◆ Selected excerpt ◆
In his process of reading the founders of modern science, Stephen ran into three metaphors used to encapsulate the design and order within nature. These three are a Book, a Clock, and a Law-Governed Realm. These three metaphors cleared the path further for these early scientists into the advancement of the scientific revolution.
The Book of Nature
Early Christians started referring to nature as a sort of "book", one that was akin to the Bible in its respect to reveal the attributes of God, namely His eternal power and wisdom. As early as the 3rd century, Christian monastic Anthony the Abbot (AD 251 - AD 365) described the natural world like a book that was on hand to study if he wanted to "read God's Word". Basil the Great (AD 330 - AD 379) said, “We were made in the image and likeness of our creator, endowed with intellect and reason, so that our nature was complete and we could know God. In this way, continuously contemplating the beauty of creatures, through them as if they were letters and words, we could read God’s wisdom…” (Basil of Caesarea, Homilia de Gratiarum Actione, 2, PG 31, 221C-224A).
Stephen says that texts like Psalm 19 and Romans 1 support this idea. Psalm 19 says that the "Heavens declare the glory of God's power, and Romans 1 says, "Since the creation of the world God’s invisible qualities–his eternal power and divine nature–have been clearly seen, being understood from what has been made.” During the Middle Ages and the Reformation, the reiteration of the doctrine of creation brought a new light to passages such as these. John Ray, in his 17th-century two-volume study The Wisdom of God Manifested in the Works of Creation, references these two passages, as well as Robert Boyle (most known for his Boyle's Law that describes the behaviour of gases under pressure), who also referred to nature as a "book". He likened the study of the natural world to an institution of the Sabbath. In other words, God had created the Sabbath to give men time to rest from work, but also to provide leisure time to think about and observe natural phenomena. Boyle saw his study of nature as an act of worship; that's a big deal!
This Metaphor was Good for:
The metaphor of nature as a "book" that could reveal the nature of God provided the theological motivation for scientific study. Their God's glorious works motivated them to study.
This view reinforced the conviction of the intelligibility of nature by implying that God could reveal himself through it, and that He had created the human mind to "share in His thoughts".
It also implied the reliability and regularity of natural phenomena for scientific study because it affirmed that nature offered some authoritative revelation about God, and His sustaining power of said systems.
Since the information revealed in scripture and the attributes revealed in nature originate from the same source, there was also no reason to think that both fields would converge or contradict each other strictly, but rather be complementary. That's why Boyle never viewed the evidence he found as something that strayed him away from belief in God, and hence why his study was an act of worship to him, similar to the study of scripture.

◆ Dataset excerpt ◆

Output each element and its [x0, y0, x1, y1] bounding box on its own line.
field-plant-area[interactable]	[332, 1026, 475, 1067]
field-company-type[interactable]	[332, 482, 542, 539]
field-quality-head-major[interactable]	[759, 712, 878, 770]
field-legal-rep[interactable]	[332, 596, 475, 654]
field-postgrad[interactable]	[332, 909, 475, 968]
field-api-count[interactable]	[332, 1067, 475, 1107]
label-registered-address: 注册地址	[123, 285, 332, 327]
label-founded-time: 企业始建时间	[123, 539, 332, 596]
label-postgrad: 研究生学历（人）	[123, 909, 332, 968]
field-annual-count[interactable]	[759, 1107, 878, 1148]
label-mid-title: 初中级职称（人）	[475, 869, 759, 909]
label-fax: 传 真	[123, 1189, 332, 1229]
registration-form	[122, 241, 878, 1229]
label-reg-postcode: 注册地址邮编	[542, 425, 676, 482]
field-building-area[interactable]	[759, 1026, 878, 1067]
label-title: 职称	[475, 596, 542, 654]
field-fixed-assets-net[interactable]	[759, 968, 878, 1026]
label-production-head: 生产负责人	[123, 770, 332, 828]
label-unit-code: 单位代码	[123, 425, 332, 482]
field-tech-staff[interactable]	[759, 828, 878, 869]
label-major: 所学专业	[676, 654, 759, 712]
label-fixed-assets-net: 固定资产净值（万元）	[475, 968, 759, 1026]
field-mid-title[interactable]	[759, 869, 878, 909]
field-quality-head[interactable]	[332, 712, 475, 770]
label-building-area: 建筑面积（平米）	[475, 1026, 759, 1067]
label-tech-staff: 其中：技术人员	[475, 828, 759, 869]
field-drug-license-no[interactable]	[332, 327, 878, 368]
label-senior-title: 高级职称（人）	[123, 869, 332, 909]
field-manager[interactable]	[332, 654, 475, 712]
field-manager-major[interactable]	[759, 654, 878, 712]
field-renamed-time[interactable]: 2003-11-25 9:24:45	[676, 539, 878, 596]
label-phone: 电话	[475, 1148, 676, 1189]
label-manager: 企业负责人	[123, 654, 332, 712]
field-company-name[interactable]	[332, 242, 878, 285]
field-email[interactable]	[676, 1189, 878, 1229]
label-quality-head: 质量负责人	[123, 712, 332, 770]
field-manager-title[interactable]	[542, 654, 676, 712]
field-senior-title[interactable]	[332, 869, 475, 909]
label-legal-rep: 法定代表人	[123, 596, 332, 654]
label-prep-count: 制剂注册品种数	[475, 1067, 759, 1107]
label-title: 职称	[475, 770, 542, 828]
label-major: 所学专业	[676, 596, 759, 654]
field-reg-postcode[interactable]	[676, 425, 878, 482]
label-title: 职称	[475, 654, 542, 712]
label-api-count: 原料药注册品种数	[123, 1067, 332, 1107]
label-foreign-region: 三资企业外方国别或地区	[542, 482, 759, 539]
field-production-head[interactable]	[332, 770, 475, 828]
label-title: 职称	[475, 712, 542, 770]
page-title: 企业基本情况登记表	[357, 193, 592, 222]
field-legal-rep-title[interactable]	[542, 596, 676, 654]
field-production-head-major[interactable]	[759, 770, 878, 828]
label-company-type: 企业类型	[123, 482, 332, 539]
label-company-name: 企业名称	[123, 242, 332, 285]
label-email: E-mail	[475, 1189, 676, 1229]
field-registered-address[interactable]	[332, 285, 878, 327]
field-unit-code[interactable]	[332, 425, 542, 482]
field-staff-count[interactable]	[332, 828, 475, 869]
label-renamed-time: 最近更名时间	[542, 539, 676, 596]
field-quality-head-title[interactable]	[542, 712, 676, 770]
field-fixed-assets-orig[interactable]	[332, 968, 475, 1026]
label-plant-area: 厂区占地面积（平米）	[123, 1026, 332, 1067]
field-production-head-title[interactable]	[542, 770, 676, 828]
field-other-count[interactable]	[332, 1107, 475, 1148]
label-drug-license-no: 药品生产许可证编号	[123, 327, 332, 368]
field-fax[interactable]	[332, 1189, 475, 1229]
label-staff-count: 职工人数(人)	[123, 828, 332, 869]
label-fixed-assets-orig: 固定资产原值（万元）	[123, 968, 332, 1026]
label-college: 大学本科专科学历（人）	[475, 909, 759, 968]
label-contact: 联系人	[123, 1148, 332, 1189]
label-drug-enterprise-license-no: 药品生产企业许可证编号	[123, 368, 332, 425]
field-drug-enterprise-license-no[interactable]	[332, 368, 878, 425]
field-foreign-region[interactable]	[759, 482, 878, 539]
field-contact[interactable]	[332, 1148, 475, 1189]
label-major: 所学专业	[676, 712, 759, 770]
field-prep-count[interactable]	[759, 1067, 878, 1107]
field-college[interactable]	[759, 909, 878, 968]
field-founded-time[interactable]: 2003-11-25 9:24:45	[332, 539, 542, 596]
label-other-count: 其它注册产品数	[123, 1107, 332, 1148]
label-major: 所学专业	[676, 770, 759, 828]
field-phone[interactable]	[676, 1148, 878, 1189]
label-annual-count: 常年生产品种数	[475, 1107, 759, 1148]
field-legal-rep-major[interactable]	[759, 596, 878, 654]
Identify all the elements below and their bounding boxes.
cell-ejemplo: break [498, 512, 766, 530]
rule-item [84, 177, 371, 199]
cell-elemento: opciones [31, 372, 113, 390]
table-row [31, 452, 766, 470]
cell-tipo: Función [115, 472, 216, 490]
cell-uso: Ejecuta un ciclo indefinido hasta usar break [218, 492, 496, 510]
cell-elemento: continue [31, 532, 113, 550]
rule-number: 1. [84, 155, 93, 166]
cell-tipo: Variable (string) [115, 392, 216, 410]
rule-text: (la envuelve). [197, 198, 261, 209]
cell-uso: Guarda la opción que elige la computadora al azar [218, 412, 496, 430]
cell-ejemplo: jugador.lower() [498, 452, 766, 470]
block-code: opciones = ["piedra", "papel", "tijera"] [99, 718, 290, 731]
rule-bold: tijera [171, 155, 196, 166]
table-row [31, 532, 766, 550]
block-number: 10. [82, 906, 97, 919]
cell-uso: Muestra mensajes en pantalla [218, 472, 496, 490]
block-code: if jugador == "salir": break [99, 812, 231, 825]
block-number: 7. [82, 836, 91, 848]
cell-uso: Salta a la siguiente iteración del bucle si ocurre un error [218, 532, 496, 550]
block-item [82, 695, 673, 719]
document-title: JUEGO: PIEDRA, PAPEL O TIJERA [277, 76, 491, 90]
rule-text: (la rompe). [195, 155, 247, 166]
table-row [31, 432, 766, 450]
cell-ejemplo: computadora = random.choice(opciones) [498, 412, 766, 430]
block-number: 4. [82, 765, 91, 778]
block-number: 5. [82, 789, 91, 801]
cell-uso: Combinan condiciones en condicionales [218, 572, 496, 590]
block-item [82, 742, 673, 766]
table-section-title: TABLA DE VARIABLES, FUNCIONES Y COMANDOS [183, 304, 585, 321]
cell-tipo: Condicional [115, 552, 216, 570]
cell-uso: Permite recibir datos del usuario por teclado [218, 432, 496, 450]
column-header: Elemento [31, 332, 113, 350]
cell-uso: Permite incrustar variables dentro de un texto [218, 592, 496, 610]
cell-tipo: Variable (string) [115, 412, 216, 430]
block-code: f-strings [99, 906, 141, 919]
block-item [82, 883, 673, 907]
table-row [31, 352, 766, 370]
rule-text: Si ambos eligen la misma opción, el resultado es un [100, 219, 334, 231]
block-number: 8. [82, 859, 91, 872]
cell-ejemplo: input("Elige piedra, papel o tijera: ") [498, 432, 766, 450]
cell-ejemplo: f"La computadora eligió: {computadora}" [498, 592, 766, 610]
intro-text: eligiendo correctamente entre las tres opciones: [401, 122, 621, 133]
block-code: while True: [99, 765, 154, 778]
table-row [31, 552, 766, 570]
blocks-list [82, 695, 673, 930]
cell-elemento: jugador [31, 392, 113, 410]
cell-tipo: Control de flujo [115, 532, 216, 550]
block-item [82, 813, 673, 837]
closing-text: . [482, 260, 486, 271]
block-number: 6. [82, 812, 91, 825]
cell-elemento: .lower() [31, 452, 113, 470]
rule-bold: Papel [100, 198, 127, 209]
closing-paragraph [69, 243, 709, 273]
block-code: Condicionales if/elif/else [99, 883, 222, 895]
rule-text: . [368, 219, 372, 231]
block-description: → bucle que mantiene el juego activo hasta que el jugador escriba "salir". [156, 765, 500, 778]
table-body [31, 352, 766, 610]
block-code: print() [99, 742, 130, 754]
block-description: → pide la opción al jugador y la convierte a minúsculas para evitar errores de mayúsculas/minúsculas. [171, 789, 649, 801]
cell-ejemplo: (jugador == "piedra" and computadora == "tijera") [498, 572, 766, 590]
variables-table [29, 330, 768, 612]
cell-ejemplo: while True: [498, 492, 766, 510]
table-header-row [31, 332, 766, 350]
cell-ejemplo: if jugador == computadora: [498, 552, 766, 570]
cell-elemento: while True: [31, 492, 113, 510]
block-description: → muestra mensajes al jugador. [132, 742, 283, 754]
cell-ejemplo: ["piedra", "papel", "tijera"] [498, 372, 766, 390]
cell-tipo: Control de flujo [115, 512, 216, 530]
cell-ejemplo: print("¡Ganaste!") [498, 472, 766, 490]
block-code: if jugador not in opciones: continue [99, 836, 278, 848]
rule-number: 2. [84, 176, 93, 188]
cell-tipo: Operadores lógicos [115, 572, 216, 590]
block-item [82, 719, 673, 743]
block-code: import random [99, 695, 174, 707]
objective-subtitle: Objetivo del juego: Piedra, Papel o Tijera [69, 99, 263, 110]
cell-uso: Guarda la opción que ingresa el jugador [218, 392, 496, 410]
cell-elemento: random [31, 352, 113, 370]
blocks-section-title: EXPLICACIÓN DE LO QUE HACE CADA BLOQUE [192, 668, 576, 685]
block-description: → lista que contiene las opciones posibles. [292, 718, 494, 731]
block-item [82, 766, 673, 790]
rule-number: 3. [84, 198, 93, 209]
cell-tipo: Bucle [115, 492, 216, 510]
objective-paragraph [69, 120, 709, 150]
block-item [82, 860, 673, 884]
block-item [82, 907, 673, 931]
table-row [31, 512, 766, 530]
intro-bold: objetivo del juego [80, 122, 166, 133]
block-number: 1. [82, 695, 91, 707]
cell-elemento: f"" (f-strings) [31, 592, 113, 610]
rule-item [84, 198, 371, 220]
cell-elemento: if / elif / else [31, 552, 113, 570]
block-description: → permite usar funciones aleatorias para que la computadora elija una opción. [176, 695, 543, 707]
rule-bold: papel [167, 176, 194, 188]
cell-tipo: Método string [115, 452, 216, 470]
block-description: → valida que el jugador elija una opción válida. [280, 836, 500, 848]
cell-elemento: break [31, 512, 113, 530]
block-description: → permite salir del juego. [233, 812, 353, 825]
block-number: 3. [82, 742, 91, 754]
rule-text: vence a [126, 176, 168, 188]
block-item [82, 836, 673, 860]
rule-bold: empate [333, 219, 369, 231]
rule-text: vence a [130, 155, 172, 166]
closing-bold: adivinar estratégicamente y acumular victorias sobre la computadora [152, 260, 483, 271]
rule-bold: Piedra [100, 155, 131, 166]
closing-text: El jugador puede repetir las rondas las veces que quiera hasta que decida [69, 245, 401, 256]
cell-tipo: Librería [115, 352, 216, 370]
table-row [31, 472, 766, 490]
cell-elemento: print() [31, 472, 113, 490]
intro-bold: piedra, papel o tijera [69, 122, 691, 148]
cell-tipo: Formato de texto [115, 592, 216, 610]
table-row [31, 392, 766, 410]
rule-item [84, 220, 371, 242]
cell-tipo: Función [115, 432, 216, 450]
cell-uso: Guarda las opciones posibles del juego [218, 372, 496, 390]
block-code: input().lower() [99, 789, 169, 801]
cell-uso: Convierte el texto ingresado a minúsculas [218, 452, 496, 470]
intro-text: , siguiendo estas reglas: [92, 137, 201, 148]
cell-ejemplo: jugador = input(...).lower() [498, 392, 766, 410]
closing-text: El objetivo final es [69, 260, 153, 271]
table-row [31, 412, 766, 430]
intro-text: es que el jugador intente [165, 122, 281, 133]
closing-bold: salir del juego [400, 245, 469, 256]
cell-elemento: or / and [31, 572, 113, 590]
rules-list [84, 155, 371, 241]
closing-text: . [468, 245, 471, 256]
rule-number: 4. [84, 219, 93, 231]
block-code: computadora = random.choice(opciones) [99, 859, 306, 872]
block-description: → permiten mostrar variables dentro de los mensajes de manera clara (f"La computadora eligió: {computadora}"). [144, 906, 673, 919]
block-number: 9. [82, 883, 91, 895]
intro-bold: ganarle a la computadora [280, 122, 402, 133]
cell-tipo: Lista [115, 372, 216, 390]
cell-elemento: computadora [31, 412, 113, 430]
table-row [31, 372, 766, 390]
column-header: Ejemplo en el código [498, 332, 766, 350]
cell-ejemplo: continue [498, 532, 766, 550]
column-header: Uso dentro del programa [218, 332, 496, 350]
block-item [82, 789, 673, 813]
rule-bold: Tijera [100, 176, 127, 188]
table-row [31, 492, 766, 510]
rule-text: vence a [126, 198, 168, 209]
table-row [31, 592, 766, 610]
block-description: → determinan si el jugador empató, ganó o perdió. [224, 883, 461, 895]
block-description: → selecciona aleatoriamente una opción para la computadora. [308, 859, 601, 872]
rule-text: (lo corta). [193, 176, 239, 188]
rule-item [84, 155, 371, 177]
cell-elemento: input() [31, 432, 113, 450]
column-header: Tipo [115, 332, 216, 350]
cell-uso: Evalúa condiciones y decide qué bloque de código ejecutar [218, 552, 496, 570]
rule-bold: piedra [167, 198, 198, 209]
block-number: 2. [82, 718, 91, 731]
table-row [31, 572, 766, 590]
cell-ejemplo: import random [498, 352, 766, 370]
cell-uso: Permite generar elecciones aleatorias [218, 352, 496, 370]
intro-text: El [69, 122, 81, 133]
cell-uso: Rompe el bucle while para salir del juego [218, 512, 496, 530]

◆ Set problem ◆
Write the next part of the passage on the three metaphors for design and order in nature, beginning right after its final sentence.

◆ Final result ◆
The Clock of Nature
Moving on to the Scientific Revolution, many natural philosophers also referred to nature as a mechanical clock. This implied the contingency and intelligibility of nature because a designer can make a clock in many different ways to achieve the same operation (contingency); and the designer is a rational agent that entails the discernability of the mechanisms they create (intelligibility). Robert Boyle said this about nature, “'Tis like a rare clock… where all things are so skillfully contriv’d that the engine being once set a moving, all things proceed according to the Artificers first design” (Boyle, "A Free Enquiry into the Vulgarly Receiv'd Notion of Nature", cited in Davis, "The Faith of a Great Scientist.”). Many philosophers under this metaphor started calling themselves Mechanical Philosophers, those who rejected the previous Aristotelian virtue-naming game that never got down to the causes of phenomena.
They insisted on looking for physical mechanisms behind effects in place of simply naming the regularities in nature. Boyles did this in his study on the interactions between corpuscles of air (what particles of air were called before their discovery) to explain their spring-like behaviour under pressure in closed systems. In this, he developed his infamous Boyle's Law, which describes the relationships between gas, pressure, volume, and temperature. Boyles discouraged calling upon the direct hand of God to account for natural phenomena because he thought such appeals missed the mark on understanding natural causality. In his quote from above, Boyle explained that the metaphor implies that God doesn't need to constantly act our natural causes to keep the universe working. He argued that the natural world and living systems that semed to be designed did not need to have God's interventuon or the interposition of "the artificer... but perform their functions upon particular occasions, by virtue of the general and primitive contrivance of the whole engine” (Boyle, "A Free Enquiry, 448).
Just like how, once a mechanic has an engine put together, does not need to perform the gas transfer from the tank to the engine; the insertion of the correct amount of gas and air into the cylinders, and every single ignition in the cylinders by himself because the way the engine is assembled accounts for the ignition by itself by various natural laws and apparatuses put together in a specific way for a specific purpose. In an essay titled Final Causes, Boyle says this, “The more clearly and particularly we discern… the more we discern the admirable wisdom of the omniscient author of all things; of whom it is truly said by a prophet [Isaiah], that He is wonderful in counsel and excellent in working” ("Final Causes," 150-51). The metaphor implied that the interaction between material parts or mechanisms could explain the regular workings of nature, as well as that naming things effects did not yield an understanding of how things work (for a detailed explanation of what I'm talking about here, read Part 1).
William Paley's Watch Analogy (AD 1743 - 1805)
William Paley (Natural Philosopher and Apologist) used an analogy for his readers. Imagine coming across a watch on the shore of a beach one morning. There is nobody around, no watch stores, or watch makers. Any rational observer would never conclude that natural forces randomly constructed and washed the watch on the beach; they would conclude that a mind had designed it at some point, and through some unknown circumstances was lost and/or placed there. As he put it, “Every Indication of contrivance, every manifestation of design, which existed in the watch, exists in the works of nature.” Boyle also created a similar quote (Boyle, Royal Society, Boyle Papers, vol. S fol. 105, cited in Davis, "The Faith of a Great Scientist” 99).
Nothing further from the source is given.